Donne e media: il diritto a una diversa comunicazione femminile

26 aprile 2012

La questione femminile è centrale nella società, non solo in Italia, e i media possono servire a risvegliare le coscienze, diventando un importante strumento di cambiamento. È quanto emerso dall’incontro Donne e media: il diritto a una diversa comunicazione femminile che si è tenuto durante la prima giornata del Festival Internazione del Giornalismo nella Sala Raffaello dell’Hotel Brufani.

“In un momento storico di forte crisi, noi donne abbiamo un ruolo molto importante – ha introdotto Natascha Fioretti, coordinatrice del settore pari opportunità dell’Associazione Pulitzer – anche se nonostante i molti diritti conquistati in passato da donne, ancora oggi abbiamo difficoltà”.  Un primo segnale del cambiamento può essere visto nella nomina di una donna a direttore del The New York Times, segno che “le donne ce la possono fare a raggiungere le posizioni di potere”.
Questi timidi segnali, tuttavia, subiscono un rallentamento di fronte a quotidiane scene di donne in tv, come nel video di presentazione di Sanremo, andato in onda sulla RAI subito prima del Festival, in cui i conduttori Morandi e Papaleo giocano con la modella Ivana Mrazova, puntando l’attenzione ripetutamente sul suo decolleté. “Un video che suscita rabbia”, ha commentato Giovanna Cosenza, semiologa e docente universitaria a Bologna, confermando quanto già denunciato nel 2009 dal documentario Il corpo delle donne di Lorella Zanardo.

I numeri a volte, più delle immagini, possono aiutare a comprendere in maniera oggettiva il peso della questione femminile in Italia. In RAI, ha dichiarato Loredana Lipperini, giornalista de la Repubblica e scrittrice, solo il 33% dei giornalisti è donna e solo due donne ricoprono il ruolo di direttore. La situazione non migliora per la carta stampata, che vede solo due donne dirigere una redazione. La questione femminile, fa presente Lipperini, “non si è dissolta con le dimissioni dell’ex Presidente del Consiglio, anche se ora sembra meno urgente, come se fosse possibile rinviarla dopo aver messo gli altri conti a posto”.

Anche Jane Martinson, women’s editor di The Guardian, ha confermato questa analisi, sottolineando che immagini simili a quelle del trailer del Festival di Sanremo non sarebbero mai state trasmette dalla BBC. Ciononostante, il Regno Unito, come il resto del mondo, non è immune alla questione femminile. Negli USA, infatti, solo il 17% del Congresso è composto da donne, nonostante esse siano la maggioranza della popolazione.

Tema ricorrente è stato l’importanza delle parole, che affida a temi femminili, e non solo, delle definizioni frutto dell’abitudine, ma con un significato troppo importante. Tipico esempio è “delitto passionale”, in cui l’esaltazione di un sentimento sembra quasi giustificare l’accaduto, ma “una donna che viene ammazzata non ha nulla a che vedere con la passione”. La tv in questo non aiuta e produce sempre più spesso canali specifici per il genere femminile – come ha spiegato Cristina Sivieri Tagliabue, giornalista e scrittrice – “ghettizzando le donne in canali dedicati, a testimonianza dell’incapacità di quelli classici di coprire tematiche che possano interessare anche le donne”. Fondamentale è anche il ruolo della pubblicità, per la quale Cosenza propone la prova di commutazione, suggerendo di invertire uomini e donne nelle immagini per comprenderne l’effetto finale.
Tuttavia, conclude Lipperini, “se non si modificano i modelli culturali non cambia nulla”. A confermarlo, un pubblico composto in larga parte da donne, segno che in Italia gli interlocutori della questione femminile includono solo una minoranza di uomini.

- **Elenco degli esercizi**
1. Nel testo sull'incontro Donne e media, riscrivi il brano che comincia con "La questione femminile è" e termina con "Raffaello dell’Hotel Brufani.", sostituendo "strumento" con "mezzo".
2. In quale sala e in quale albergo si è svolto l'incontro descritto nel testo?
Le righe riportate di seguito costituiscono materiale a sé, indipendente dal testo.

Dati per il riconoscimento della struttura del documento
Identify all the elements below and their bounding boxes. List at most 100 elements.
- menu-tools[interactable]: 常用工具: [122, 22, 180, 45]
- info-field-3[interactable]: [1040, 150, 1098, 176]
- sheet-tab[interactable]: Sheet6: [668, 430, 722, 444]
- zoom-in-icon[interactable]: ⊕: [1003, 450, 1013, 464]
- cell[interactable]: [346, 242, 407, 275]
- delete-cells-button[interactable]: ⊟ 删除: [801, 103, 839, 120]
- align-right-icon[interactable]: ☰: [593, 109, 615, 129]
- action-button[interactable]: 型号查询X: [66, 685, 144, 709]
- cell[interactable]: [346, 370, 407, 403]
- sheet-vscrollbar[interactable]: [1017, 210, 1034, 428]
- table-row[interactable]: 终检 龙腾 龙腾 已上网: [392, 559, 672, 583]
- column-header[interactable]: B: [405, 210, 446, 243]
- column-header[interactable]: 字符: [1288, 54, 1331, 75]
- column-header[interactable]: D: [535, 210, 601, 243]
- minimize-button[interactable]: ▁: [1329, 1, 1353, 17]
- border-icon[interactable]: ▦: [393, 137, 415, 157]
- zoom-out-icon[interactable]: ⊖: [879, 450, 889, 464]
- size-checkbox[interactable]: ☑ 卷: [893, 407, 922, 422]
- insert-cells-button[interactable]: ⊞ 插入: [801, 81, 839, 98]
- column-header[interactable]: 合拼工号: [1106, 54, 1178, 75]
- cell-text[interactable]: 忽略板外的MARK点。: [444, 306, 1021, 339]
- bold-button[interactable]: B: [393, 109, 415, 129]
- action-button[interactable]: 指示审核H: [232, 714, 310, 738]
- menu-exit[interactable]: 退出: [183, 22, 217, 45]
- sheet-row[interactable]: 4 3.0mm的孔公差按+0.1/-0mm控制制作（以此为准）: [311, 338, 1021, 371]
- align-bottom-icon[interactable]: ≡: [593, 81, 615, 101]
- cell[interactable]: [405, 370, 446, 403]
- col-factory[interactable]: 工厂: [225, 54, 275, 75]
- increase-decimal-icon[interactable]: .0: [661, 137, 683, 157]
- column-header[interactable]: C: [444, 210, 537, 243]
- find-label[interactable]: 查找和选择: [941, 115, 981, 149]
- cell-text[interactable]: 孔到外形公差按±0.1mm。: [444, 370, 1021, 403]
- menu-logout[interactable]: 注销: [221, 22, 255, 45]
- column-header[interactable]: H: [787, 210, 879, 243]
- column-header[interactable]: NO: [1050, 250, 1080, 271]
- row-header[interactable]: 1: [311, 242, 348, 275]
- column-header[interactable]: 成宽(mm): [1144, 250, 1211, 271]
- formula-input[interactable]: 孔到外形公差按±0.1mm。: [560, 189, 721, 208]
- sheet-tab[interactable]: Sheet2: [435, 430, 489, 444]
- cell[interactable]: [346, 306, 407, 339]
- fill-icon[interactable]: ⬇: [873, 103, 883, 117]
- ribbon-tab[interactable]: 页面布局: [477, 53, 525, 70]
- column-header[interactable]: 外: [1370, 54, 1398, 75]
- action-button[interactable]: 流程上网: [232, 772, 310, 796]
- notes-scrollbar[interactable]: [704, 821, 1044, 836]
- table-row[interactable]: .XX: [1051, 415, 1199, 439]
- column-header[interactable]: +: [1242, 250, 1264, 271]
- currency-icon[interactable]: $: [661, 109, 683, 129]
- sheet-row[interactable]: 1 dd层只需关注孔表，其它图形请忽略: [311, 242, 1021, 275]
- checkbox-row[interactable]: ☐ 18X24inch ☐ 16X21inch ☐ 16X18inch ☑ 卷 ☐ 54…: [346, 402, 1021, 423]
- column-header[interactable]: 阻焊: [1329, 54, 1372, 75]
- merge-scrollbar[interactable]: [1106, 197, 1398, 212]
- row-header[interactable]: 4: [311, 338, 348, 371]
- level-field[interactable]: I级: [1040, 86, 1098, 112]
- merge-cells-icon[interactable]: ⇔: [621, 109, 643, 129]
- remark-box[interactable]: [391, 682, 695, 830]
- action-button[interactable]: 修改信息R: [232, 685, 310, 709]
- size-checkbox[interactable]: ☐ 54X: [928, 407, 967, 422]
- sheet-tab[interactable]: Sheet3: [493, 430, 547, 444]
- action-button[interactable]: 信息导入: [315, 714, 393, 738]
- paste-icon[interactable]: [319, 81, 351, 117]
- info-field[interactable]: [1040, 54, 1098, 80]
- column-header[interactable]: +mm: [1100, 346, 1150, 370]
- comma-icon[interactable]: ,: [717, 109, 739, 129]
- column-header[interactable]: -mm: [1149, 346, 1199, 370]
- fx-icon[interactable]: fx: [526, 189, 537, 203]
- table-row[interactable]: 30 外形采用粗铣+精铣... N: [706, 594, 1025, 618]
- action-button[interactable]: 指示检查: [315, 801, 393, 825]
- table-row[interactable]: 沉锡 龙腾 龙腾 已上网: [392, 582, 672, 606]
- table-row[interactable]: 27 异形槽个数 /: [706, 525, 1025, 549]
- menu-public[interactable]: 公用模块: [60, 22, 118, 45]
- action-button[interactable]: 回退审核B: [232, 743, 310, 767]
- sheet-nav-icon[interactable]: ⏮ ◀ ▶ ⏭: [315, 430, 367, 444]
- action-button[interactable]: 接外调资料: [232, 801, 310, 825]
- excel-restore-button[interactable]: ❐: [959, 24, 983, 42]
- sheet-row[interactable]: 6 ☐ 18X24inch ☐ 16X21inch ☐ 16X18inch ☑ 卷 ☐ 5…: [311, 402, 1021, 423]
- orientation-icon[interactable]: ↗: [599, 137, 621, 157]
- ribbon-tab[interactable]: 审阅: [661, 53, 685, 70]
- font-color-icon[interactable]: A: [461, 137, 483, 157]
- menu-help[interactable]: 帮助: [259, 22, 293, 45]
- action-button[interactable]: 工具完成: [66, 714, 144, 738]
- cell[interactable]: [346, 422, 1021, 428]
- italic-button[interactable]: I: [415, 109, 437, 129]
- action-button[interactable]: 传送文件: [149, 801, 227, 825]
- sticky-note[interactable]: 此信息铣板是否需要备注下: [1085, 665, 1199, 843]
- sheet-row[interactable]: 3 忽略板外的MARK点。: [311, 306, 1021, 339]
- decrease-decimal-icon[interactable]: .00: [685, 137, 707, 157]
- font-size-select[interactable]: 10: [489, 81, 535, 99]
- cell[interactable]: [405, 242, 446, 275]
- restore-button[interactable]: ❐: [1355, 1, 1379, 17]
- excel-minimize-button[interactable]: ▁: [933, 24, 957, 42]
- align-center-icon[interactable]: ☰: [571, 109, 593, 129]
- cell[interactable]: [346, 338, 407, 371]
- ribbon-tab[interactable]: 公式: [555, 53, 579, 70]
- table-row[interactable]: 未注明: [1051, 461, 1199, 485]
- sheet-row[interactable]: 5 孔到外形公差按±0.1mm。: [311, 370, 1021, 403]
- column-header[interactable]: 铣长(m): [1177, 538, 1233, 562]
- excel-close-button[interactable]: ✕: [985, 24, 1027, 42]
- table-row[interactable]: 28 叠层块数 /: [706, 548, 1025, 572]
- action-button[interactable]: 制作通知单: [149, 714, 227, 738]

- **Risposte numerate**
1.
La questione femminile è centrale nella società, non solo in Italia, e i media possono servire a risvegliare le coscienze, diventando un importante mezzo di cambiamento. È quanto emerso dall’incontro Donne e media: il diritto a una diversa comunicazione femminile che si è tenuto durante la prima giornata del Festival Internazione del Giornalismo nella Sala Raffaello dell’Hotel Brufani.

2. Nella Sala Raffaello dell'Hotel Brufani.